Copy each line of the listing below exactly.

▶ _Source data_:
──────

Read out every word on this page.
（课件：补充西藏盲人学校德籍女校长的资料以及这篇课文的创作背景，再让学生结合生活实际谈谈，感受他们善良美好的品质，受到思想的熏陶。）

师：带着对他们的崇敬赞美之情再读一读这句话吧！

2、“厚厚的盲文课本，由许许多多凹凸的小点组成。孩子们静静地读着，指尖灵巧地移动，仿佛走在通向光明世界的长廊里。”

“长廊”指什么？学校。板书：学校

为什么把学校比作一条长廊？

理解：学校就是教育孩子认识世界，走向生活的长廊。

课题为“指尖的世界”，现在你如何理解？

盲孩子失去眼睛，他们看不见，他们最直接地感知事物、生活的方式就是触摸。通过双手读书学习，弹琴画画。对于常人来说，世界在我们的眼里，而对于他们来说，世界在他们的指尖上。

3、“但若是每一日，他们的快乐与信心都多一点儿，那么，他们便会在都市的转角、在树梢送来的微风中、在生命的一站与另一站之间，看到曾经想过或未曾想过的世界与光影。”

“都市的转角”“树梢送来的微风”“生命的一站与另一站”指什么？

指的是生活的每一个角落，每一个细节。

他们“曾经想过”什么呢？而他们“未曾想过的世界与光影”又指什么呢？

──────

▶ _Answer for the task_:
Read out every word on this page.
（课件：补充西藏盲人学校德籍女校长的资料以及这篇课文的创作背景，再让学生结合生活实际谈谈，感受他们善良美好的品质，受到思想的熏陶。）

师：带着对他们的崇敬赞美之情再读一读这句话吧！

2、“厚厚的盲文课本，由许许多多凹凸的小点组成。孩子们静静地读着，指尖灵巧地移动，仿佛走在通向光明世界的长廊里。”

“长廊”指什么？学校。板书：学校

为什么把学校比作一条长廊？

理解：学校就是教育孩子认识世界，走向生活的长廊。

课题为“指尖的世界”，现在你如何理解？

盲孩子失去眼睛，他们看不见，他们最直接地感知事物、生活的方式就是触摸。通过双手读书学习，弹琴画画。对于常人来说，世界在我们的眼里，而对于他们来说，世界在他们的指尖上。

3、“但若是每一日，他们的快乐与信心都多一点儿，那么，他们便会在都市的转角、在树梢送来的微风中、在生命的一站与另一站之间，看到曾经想过或未曾想过的世界与光影。”

“都市的转角”“树梢送来的微风”“生命的一站与另一站”指什么？

指的是生活的每一个角落，每一个细节。

他们“曾经想过”什么呢？而他们“未曾想过的世界与光影”又指什么呢？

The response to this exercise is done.